### Text zur Analyse
Plattform für Ausschreibung und eVergabe

Angebotsfristen Nicht Offenes Verfahren § 15 VgV und § 16 VgV

Die Angebotsfrist beträgt 30 Tage § 15 Abs.5 VgV und kann um 5 Tage verkürzt werden, wenn der öffentliche Auftraggber die elektronische Übermittlung der Angebote akzeptiert § 16 Abs. 8 VgV.

Bei hinreichend begründeter Dringlichkeit kann die Angebotsfrist auf 10 Tage verkürzt werden § 16 Abs. 7 VgV.

In § 16 Abs. 6 VgV ist dem öffentlichen Auftraggeber die Möglichkeit eingeräumt, durch einvernehmliche Absprache mit den Bewerbern, die zur Angebotsabgabe aufgefordert werden sollen, eine kürzere Anbebotsfrist als die Mindestfrist festzulegen.

### Aufgabenstellung
Führen Sie alle Vorschriften auf, die der Text zu den Angebotsfristen mit einer Absatzangabe zitiert. Halten Sie dabei die Reihenfolge ihres Auftretens ein. Die Daten werden für die Bearbeitung nicht benötigt.

### Datenauszüge
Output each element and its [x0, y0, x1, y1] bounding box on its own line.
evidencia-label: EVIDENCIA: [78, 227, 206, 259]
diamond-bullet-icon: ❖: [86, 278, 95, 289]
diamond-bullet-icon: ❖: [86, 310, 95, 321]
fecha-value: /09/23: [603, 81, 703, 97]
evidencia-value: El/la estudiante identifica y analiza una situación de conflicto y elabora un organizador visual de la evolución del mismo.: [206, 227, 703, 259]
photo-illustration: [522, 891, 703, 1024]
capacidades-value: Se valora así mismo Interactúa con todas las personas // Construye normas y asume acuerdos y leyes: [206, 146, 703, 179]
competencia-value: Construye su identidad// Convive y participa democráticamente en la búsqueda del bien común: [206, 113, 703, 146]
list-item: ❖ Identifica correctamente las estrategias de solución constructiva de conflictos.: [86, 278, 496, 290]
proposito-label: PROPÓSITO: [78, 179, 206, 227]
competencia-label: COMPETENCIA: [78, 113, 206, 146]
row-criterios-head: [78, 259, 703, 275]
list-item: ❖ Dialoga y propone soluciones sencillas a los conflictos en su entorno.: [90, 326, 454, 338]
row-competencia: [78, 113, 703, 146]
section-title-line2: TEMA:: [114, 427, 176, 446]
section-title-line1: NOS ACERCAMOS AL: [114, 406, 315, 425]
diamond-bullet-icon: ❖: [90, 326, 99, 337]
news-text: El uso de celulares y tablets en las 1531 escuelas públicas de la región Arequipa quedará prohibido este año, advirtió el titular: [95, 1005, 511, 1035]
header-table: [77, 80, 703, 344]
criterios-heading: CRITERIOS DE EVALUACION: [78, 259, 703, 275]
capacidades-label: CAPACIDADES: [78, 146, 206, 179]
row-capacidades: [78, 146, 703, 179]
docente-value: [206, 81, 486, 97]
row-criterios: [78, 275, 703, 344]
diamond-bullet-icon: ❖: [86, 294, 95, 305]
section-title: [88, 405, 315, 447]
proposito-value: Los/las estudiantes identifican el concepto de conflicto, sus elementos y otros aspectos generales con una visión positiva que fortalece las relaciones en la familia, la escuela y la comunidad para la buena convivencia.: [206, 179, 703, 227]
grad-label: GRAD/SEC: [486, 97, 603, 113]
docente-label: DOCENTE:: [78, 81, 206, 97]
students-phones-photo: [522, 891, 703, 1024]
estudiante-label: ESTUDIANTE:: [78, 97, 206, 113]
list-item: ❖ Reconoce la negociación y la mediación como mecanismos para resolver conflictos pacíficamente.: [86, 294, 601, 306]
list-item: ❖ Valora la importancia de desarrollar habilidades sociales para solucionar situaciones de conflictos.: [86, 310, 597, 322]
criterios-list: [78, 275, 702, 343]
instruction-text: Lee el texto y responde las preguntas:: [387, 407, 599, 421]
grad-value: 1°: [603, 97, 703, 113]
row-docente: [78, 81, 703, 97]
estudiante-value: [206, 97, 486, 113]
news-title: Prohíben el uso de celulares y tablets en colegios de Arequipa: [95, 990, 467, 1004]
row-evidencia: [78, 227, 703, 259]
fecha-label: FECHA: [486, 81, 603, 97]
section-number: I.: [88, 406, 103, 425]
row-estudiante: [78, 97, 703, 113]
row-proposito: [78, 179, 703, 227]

### Lösung
- § 15 Abs. 5 VgV
- § 16 Abs. 8 VgV
- § 16 Abs. 7 VgV
- § 16 Abs. 6 VgV